**Work to do:**
Where the string "green" occurs in the material below, report the whole line.

**Supplied material:**
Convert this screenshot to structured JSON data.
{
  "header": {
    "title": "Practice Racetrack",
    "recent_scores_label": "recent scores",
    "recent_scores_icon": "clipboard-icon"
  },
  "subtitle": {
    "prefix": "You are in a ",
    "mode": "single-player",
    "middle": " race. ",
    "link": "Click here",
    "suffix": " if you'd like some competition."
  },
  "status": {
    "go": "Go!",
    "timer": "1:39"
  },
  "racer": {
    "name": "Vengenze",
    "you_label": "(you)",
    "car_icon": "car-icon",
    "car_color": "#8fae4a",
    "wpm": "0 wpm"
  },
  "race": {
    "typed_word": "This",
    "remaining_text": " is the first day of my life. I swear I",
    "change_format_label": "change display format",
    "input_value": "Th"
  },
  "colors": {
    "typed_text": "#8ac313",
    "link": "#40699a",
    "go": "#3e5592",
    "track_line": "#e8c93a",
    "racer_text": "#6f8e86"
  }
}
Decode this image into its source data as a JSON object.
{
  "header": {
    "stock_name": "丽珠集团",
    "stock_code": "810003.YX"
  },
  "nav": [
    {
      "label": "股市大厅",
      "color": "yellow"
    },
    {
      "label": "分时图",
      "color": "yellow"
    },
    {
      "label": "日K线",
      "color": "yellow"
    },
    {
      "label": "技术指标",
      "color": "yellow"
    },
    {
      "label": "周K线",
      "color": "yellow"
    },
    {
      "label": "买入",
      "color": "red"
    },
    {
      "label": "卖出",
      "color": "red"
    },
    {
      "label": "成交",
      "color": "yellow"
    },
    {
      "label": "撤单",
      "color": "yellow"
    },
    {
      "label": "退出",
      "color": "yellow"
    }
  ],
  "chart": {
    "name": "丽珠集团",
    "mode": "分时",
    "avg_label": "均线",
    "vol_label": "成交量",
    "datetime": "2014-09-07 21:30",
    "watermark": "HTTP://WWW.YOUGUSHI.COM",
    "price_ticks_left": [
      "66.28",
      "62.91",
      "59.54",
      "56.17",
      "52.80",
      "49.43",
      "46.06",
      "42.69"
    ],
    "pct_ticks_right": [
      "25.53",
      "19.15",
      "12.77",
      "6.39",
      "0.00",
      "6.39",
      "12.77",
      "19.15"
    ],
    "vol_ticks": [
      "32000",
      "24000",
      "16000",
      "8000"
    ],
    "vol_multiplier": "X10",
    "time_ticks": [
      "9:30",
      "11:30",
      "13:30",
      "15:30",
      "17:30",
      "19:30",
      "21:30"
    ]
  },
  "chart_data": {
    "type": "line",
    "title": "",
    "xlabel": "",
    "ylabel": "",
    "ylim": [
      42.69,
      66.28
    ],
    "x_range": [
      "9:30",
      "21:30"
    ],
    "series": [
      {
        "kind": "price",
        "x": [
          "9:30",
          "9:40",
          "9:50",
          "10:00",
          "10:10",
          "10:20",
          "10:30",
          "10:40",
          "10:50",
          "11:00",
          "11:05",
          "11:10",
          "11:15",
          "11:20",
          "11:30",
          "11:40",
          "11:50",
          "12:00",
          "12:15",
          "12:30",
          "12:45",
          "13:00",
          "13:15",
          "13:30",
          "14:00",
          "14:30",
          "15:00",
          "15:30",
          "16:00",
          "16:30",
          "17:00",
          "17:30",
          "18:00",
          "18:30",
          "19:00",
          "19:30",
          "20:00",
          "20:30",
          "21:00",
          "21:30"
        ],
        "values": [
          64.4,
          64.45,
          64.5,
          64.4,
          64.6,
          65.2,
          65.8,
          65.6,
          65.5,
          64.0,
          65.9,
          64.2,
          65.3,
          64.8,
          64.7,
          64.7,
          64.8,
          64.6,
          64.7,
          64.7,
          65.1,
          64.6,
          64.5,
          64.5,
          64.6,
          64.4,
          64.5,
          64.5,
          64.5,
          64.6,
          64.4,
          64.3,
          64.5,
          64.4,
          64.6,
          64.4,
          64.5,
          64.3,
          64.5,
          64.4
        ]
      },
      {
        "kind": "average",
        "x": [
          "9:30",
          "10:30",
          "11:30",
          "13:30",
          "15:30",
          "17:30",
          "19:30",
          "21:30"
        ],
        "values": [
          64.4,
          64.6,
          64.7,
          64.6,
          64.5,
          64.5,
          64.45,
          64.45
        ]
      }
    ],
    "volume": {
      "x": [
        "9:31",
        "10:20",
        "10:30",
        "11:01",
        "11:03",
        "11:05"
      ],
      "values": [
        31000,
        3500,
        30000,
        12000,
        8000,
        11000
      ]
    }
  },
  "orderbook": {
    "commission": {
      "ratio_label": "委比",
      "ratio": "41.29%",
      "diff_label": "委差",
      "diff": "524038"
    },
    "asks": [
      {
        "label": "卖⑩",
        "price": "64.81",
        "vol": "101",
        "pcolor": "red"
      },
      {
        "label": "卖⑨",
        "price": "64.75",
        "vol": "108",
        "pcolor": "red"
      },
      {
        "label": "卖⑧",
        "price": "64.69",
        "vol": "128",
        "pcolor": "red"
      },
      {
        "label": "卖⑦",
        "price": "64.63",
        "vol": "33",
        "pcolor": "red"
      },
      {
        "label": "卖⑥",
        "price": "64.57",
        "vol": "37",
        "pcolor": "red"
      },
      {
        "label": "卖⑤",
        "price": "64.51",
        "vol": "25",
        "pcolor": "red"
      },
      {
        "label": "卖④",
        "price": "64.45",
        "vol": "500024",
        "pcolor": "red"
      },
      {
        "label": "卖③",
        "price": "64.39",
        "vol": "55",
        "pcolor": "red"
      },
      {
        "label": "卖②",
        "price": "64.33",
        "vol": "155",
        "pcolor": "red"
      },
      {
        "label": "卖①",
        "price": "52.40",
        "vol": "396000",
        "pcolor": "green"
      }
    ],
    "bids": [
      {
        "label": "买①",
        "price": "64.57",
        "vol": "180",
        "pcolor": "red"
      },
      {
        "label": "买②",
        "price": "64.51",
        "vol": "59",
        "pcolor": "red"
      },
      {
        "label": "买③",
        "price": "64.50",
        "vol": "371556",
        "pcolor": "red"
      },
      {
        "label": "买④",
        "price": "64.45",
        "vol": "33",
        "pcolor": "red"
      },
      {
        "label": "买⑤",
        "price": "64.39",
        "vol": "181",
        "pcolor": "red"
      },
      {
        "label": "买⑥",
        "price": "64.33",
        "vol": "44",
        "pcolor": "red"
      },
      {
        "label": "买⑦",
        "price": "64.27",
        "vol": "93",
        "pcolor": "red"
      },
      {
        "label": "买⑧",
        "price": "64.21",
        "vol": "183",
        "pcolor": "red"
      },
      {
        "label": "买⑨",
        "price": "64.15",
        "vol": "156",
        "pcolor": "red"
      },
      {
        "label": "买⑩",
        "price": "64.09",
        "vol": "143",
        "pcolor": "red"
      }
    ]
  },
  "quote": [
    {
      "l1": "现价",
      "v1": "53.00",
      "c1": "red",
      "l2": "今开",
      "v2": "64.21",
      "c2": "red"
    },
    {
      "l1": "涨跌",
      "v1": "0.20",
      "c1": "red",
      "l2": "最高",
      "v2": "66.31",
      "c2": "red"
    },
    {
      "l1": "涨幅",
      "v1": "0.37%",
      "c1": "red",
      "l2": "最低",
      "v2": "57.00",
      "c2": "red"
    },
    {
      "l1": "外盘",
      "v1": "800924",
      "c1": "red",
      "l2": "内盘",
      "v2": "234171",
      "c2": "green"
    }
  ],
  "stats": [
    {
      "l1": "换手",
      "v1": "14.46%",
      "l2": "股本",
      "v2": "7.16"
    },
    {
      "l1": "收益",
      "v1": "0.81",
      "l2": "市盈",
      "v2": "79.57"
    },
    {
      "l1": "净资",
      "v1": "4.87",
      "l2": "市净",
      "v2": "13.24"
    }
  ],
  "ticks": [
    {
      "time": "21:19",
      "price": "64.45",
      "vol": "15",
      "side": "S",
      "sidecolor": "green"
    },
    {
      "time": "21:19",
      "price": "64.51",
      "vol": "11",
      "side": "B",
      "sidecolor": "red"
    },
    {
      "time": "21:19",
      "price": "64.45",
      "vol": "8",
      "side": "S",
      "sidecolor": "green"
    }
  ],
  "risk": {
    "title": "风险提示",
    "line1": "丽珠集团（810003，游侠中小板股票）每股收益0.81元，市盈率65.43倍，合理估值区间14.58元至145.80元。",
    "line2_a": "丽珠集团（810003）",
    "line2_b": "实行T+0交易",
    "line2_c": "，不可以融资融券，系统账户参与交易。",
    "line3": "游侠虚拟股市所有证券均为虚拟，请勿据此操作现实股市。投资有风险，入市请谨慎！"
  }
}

**Correct result:**
        "pcolor": "green"
      "c2": "green"
      "sidecolor": "green"
      "sidecolor": "green"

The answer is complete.